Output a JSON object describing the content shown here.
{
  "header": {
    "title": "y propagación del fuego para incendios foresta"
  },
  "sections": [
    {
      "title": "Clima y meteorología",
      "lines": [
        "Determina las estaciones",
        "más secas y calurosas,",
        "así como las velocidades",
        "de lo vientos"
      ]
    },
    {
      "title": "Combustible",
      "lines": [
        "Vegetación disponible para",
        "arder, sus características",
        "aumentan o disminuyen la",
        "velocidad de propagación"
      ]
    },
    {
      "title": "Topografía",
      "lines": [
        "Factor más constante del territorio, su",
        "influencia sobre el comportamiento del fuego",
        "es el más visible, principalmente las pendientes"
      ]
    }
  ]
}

——————

● WHAT IS REQUIRED
Write out the entries above word for word.

● COMPLETED TASK
Output a JSON object describing the content shown here.
{
  "header": {
    "title": "y propagación del fuego para incendios foresta"
  },
  "sections": [
    {
      "title": "Clima y meteorología",
      "lines": [
        "Determina las estaciones",
        "más secas y calurosas,",
        "así como las velocidades",
        "de lo vientos"
      ]
    },
    {
      "title": "Combustible",
      "lines": [
        "Vegetación disponible para",
        "arder, sus características",
        "aumentan o disminuyen la",
        "velocidad de propagación"
      ]
    },
    {
      "title": "Topografía",
      "lines": [
        "Factor más constante del territorio, su",
        "influencia sobre el comportamiento del fuego",
        "es el más visible, principalmente las pendientes"
      ]
    }
  ]
}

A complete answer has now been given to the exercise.